▶ [STATED TASK]: With the pictures omitted, write out the entries that follow exactly as they stand.
══ EXTRACTED ENTRIES ══
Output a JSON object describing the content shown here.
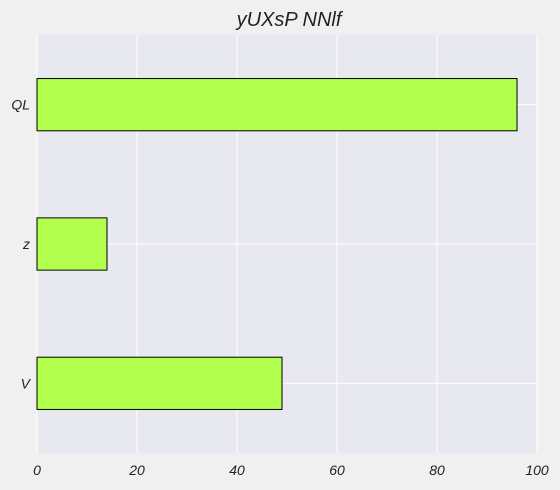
{
  "chart_data": {
    "type": "bar",
    "orientation": "horizontal",
    "title": "yUXsP NNlf",
    "xlabel": "",
    "ylabel": "",
    "categories": [
      "QL",
      "z",
      "V"
    ],
    "values": [
      96,
      14,
      49
    ],
    "xlim": [
      0,
      100
    ],
    "xticks": [
      "0",
      "20",
      "40",
      "60",
      "80",
      "100"
    ],
    "grid": true,
    "colors": {
      "bar": "#b3ff4d",
      "bar_edge": "#000000",
      "plot_bg": "#e8e8f0",
      "figure_bg": "#f0f0f0",
      "grid": "#ffffff"
    }
  }
}
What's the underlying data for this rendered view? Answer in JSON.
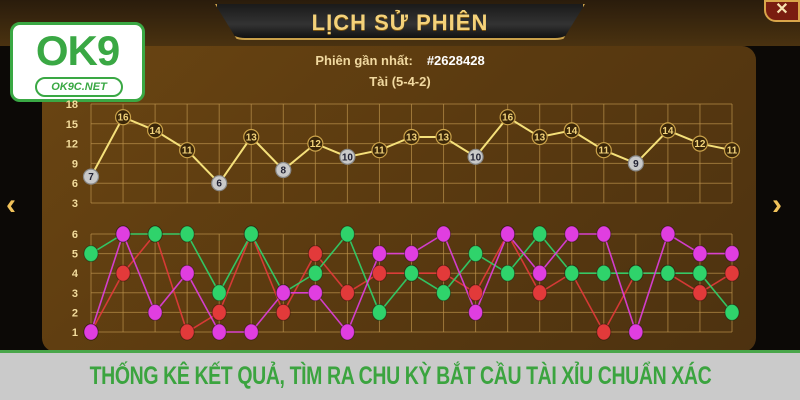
{
  "header": {
    "title": "LỊCH SỬ PHIÊN",
    "close_icon": "close-icon"
  },
  "logo": {
    "brand": "OK9",
    "site": "OK9C.NET"
  },
  "latest": {
    "label": "Phiên gần nhất:",
    "session": "#2628428",
    "result": "Tài (5-4-2)"
  },
  "nav": {
    "prev_icon": "chevron-left-icon",
    "next_icon": "chevron-right-icon"
  },
  "banner": {
    "text": "THỐNG KÊ KẾT QUẢ, TÌM RA CHU KỲ BẮT CẦU TÀI XỈU CHUẨN XÁC"
  },
  "chart_data": [
    {
      "type": "line",
      "ylim": [
        3,
        18
      ],
      "yticks": [
        3,
        6,
        9,
        12,
        15,
        18
      ],
      "grid": true,
      "line_color": "#f5e07a",
      "values": [
        7,
        16,
        14,
        11,
        6,
        13,
        8,
        12,
        10,
        11,
        13,
        13,
        10,
        16,
        13,
        14,
        11,
        9,
        14,
        12,
        11
      ]
    },
    {
      "type": "line",
      "ylim": [
        1,
        6
      ],
      "yticks": [
        1,
        2,
        3,
        4,
        5,
        6
      ],
      "grid": true,
      "series": [
        {
          "color": "#e23a3a",
          "values": [
            1,
            4,
            6,
            1,
            2,
            6,
            2,
            5,
            3,
            4,
            4,
            4,
            3,
            6,
            3,
            4,
            1,
            4,
            4,
            3,
            4
          ]
        },
        {
          "color": "#2fd36b",
          "values": [
            5,
            6,
            6,
            6,
            3,
            6,
            3,
            4,
            6,
            2,
            4,
            3,
            5,
            4,
            6,
            4,
            4,
            4,
            4,
            4,
            2
          ]
        },
        {
          "color": "#e03ee0",
          "values": [
            1,
            6,
            2,
            4,
            1,
            1,
            3,
            3,
            1,
            5,
            5,
            6,
            2,
            6,
            4,
            6,
            6,
            1,
            6,
            5,
            5
          ]
        }
      ]
    }
  ]
}
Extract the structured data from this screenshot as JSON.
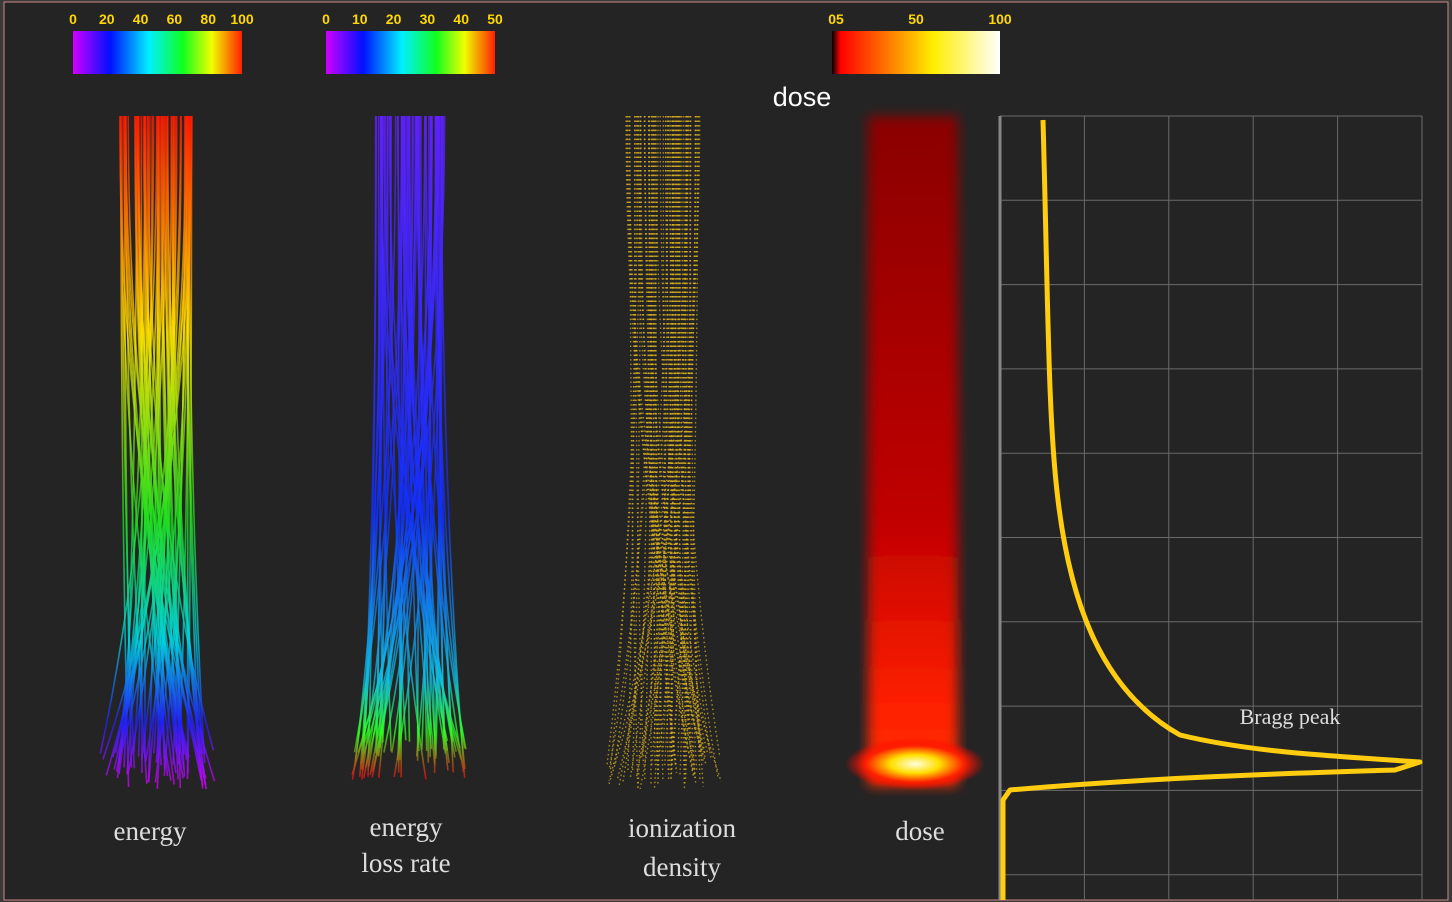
{
  "colorbars": [
    {
      "ticks": [
        "0",
        "20",
        "40",
        "60",
        "80",
        "100"
      ]
    },
    {
      "ticks": [
        "0",
        "10",
        "20",
        "30",
        "40",
        "50"
      ]
    },
    {
      "ticks": [
        "05",
        "50",
        "100"
      ]
    }
  ],
  "heading": "dose",
  "panels": [
    {
      "label": [
        "energy"
      ]
    },
    {
      "label": [
        "energy",
        "loss rate"
      ]
    },
    {
      "label": [
        "ionization",
        "density"
      ]
    },
    {
      "label": [
        "dose"
      ]
    }
  ],
  "plot": {
    "annotation": "Bragg peak"
  }
}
═══
▶ [COMPLETE RESPONSE]:
Output a JSON object describing the content shown here.
{
  "chart_data": {
    "type": "bar",
    "orientation": "horizontal",
    "title": "yUXsP NNlf",
    "xlabel": "",
    "ylabel": "",
    "categories": [
      "QL",
      "z",
      "V"
    ],
    "values": [
      96,
      14,
      49
    ],
    "xlim": [
      0,
      100
    ],
    "xticks": [
      "0",
      "20",
      "40",
      "60",
      "80",
      "100"
    ],
    "grid": true,
    "colors": {
      "bar": "#b3ff4d",
      "bar_edge": "#000000",
      "plot_bg": "#e8e8f0",
      "figure_bg": "#f0f0f0",
      "grid": "#ffffff"
    }
  }
}
What's the underlying data for this rendered view? Answer in JSON.
{
  "header": {
    "title": "LỊCH SỬ PHIÊN",
    "close_icon": "close-icon"
  },
  "logo": {
    "brand": "OK9",
    "site": "OK9C.NET"
  },
  "latest": {
    "label": "Phiên gần nhất:",
    "session": "#2628428",
    "result": "Tài (5-4-2)"
  },
  "nav": {
    "prev_icon": "chevron-left-icon",
    "next_icon": "chevron-right-icon"
  },
  "banner": {
    "text": "THỐNG KÊ KẾT QUẢ, TÌM RA CHU KỲ BẮT CẦU TÀI XỈU CHUẨN XÁC"
  },
  "chart_data": [
    {
      "type": "line",
      "ylim": [
        3,
        18
      ],
      "yticks": [
        3,
        6,
        9,
        12,
        15,
        18
      ],
      "grid": true,
      "line_color": "#f5e07a",
      "values": [
        7,
        16,
        14,
        11,
        6,
        13,
        8,
        12,
        10,
        11,
        13,
        13,
        10,
        16,
        13,
        14,
        11,
        9,
        14,
        12,
        11
      ]
    },
    {
      "type": "line",
      "ylim": [
        1,
        6
      ],
      "yticks": [
        1,
        2,
        3,
        4,
        5,
        6
      ],
      "grid": true,
      "series": [
        {
          "color": "#e23a3a",
          "values": [
            1,
            4,
            6,
            1,
            2,
            6,
            2,
            5,
            3,
            4,
            4,
            4,
            3,
            6,
            3,
            4,
            1,
            4,
            4,
            3,
            4
          ]
        },
        {
          "color": "#2fd36b",
          "values": [
            5,
            6,
            6,
            6,
            3,
            6,
            3,
            4,
            6,
            2,
            4,
            3,
            5,
            4,
            6,
            4,
            4,
            4,
            4,
            4,
            2
          ]
        },
        {
          "color": "#e03ee0",
          "values": [
            1,
            6,
            2,
            4,
            1,
            1,
            3,
            3,
            1,
            5,
            5,
            6,
            2,
            6,
            4,
            6,
            6,
            1,
            6,
            5,
            5
          ]
        }
      ]
    }
  ]
}
Extract the structured data from this screenshot as JSON.
{
  "colorbars": [
    {
      "ticks": [
        "0",
        "20",
        "40",
        "60",
        "80",
        "100"
      ]
    },
    {
      "ticks": [
        "0",
        "10",
        "20",
        "30",
        "40",
        "50"
      ]
    },
    {
      "ticks": [
        "05",
        "50",
        "100"
      ]
    }
  ],
  "heading": "dose",
  "panels": [
    {
      "label": [
        "energy"
      ]
    },
    {
      "label": [
        "energy",
        "loss rate"
      ]
    },
    {
      "label": [
        "ionization",
        "density"
      ]
    },
    {
      "label": [
        "dose"
      ]
    }
  ],
  "plot": {
    "annotation": "Bragg peak"
  }
}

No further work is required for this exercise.